— Start of INFORMATION GIVEN —

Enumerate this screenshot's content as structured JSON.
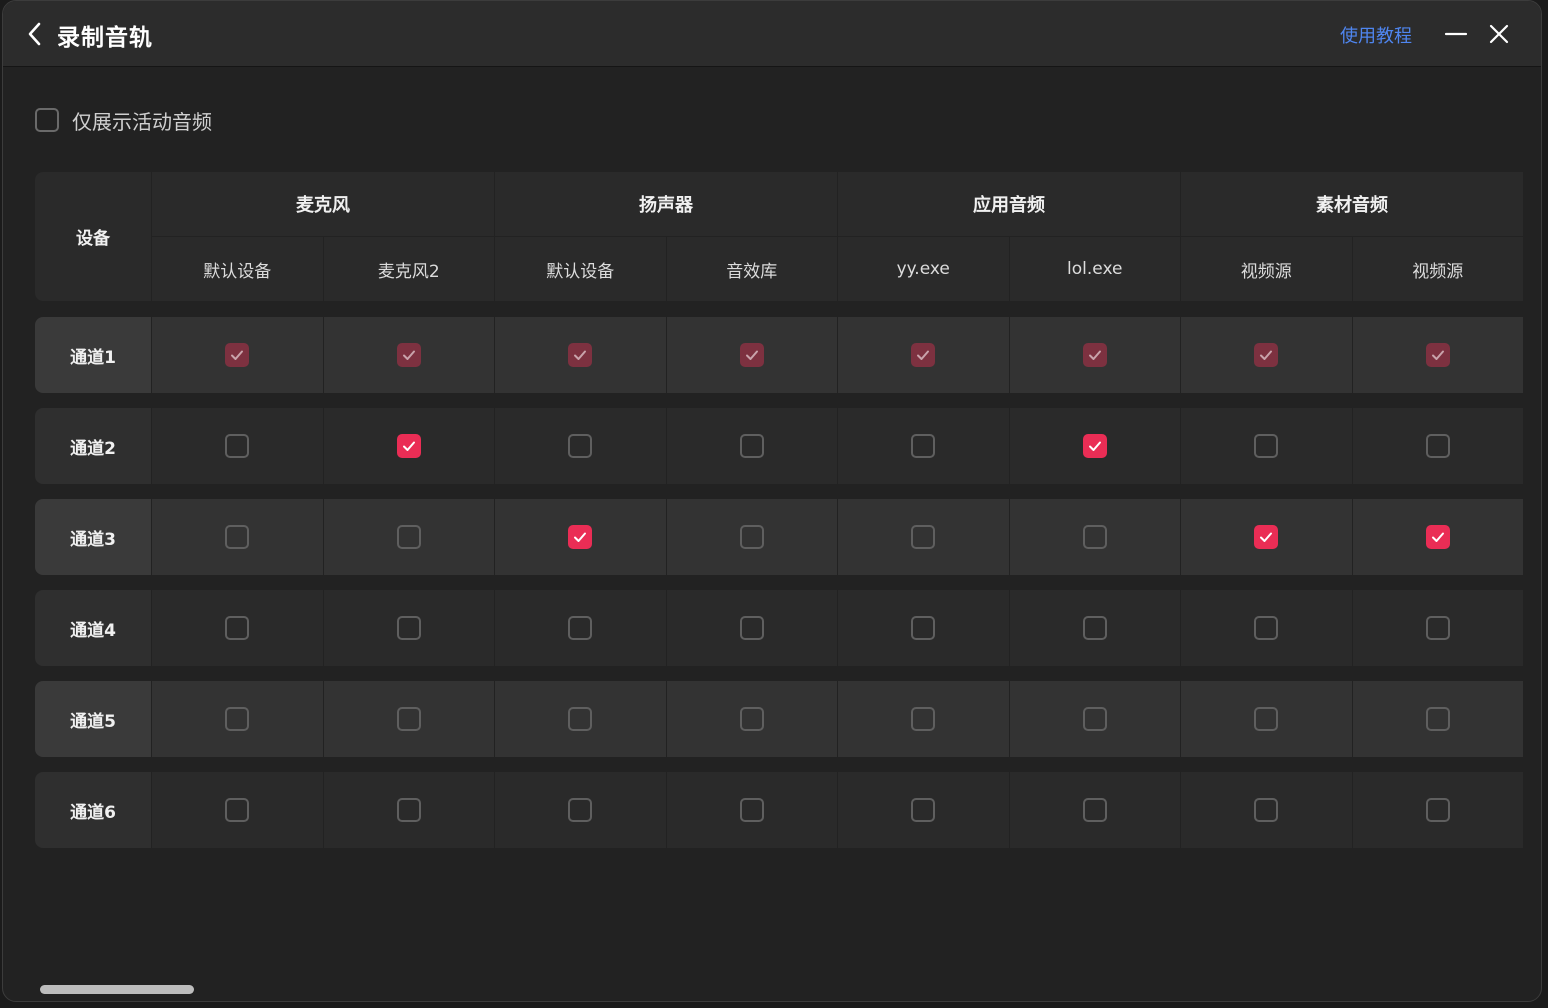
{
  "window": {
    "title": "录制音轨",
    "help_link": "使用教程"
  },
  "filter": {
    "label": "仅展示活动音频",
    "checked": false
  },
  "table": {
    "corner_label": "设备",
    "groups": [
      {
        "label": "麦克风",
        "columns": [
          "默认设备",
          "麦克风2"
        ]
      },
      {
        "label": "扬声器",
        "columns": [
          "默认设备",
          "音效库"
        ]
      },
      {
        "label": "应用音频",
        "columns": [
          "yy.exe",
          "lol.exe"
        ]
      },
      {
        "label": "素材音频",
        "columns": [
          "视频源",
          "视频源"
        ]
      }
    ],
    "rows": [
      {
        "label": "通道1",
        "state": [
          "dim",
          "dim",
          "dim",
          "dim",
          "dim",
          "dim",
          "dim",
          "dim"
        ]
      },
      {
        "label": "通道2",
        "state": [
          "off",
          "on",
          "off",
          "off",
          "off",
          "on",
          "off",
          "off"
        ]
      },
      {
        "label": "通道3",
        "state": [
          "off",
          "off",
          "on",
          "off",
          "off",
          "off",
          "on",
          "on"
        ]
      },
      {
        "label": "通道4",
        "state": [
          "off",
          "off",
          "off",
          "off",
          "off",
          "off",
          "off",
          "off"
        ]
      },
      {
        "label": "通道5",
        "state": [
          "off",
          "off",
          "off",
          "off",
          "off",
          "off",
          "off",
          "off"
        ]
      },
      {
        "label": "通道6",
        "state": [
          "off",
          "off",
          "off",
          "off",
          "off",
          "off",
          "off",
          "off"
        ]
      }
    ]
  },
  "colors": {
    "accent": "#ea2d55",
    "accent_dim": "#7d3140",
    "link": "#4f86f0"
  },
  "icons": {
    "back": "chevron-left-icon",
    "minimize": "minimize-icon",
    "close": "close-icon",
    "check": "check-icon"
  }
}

— End of INFORMATION GIVEN —
— Start of INFORMATION GIVEN —

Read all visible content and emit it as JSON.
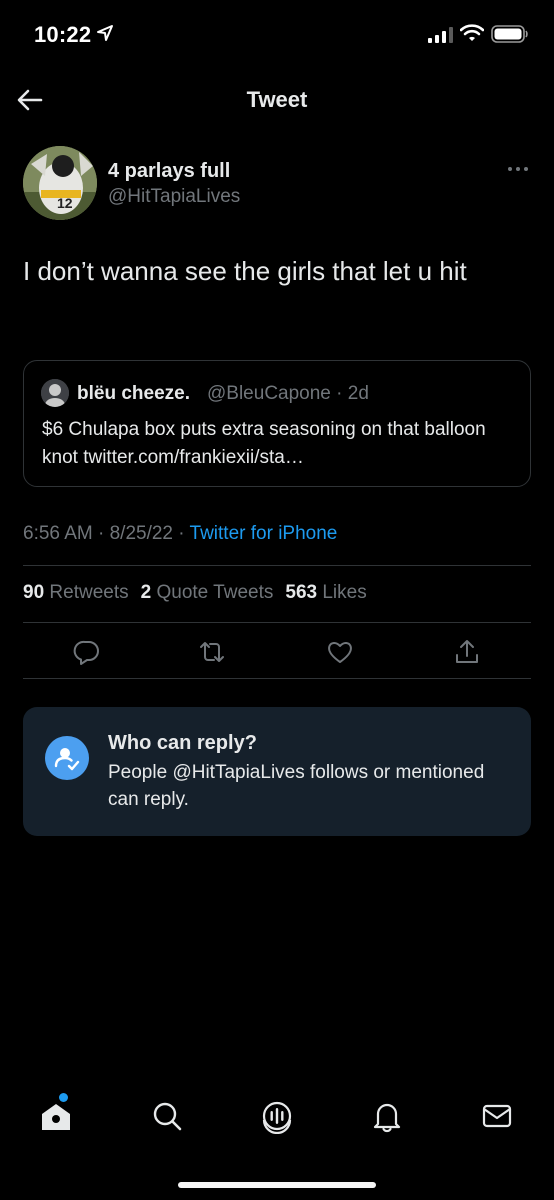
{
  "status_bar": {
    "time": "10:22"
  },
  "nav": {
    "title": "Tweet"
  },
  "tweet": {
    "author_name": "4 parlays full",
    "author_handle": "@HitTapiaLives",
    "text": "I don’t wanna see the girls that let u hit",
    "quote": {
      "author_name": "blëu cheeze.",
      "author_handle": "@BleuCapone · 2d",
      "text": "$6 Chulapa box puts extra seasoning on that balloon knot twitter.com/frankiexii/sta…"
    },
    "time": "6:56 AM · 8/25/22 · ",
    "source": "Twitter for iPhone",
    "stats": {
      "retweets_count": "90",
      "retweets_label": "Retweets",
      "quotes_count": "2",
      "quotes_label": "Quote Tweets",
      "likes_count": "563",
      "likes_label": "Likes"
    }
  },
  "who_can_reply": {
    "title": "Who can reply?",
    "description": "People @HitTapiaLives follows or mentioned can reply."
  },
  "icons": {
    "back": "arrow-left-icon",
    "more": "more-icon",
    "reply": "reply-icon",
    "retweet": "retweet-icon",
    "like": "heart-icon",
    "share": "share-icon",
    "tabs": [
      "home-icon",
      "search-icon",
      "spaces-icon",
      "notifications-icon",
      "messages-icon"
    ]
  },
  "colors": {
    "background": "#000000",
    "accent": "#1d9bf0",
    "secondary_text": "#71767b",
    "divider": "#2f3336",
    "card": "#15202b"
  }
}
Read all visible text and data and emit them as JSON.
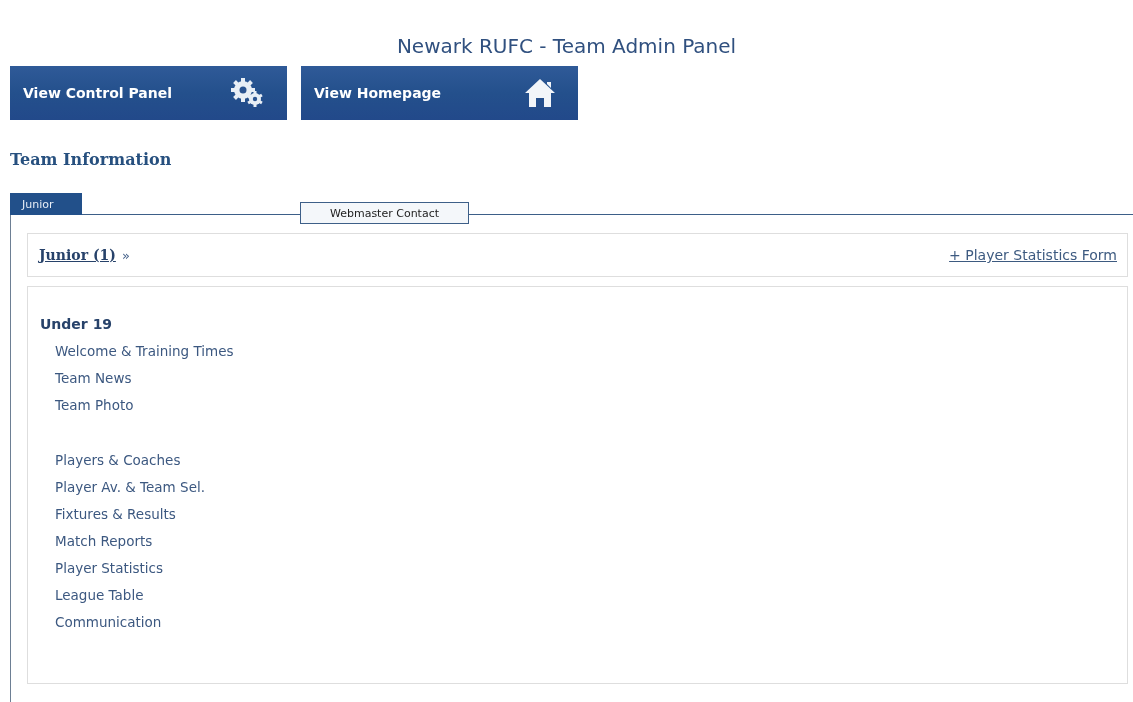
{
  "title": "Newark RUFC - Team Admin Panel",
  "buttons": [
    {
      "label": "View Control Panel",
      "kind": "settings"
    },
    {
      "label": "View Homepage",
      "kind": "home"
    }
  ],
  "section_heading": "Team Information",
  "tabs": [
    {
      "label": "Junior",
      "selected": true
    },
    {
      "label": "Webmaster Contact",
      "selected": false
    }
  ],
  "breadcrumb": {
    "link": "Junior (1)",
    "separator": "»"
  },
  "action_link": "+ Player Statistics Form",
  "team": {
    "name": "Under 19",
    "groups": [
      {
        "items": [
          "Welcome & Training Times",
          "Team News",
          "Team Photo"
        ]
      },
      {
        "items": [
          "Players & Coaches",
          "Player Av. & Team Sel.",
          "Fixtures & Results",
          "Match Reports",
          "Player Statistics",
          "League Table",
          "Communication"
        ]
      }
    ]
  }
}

— End of INFORMATION GIVEN —

EXERCISE OBJECTIVE | Check every line in the material above for the string "Panel", then give only the number of lines that have it.

FINAL RESULT | 2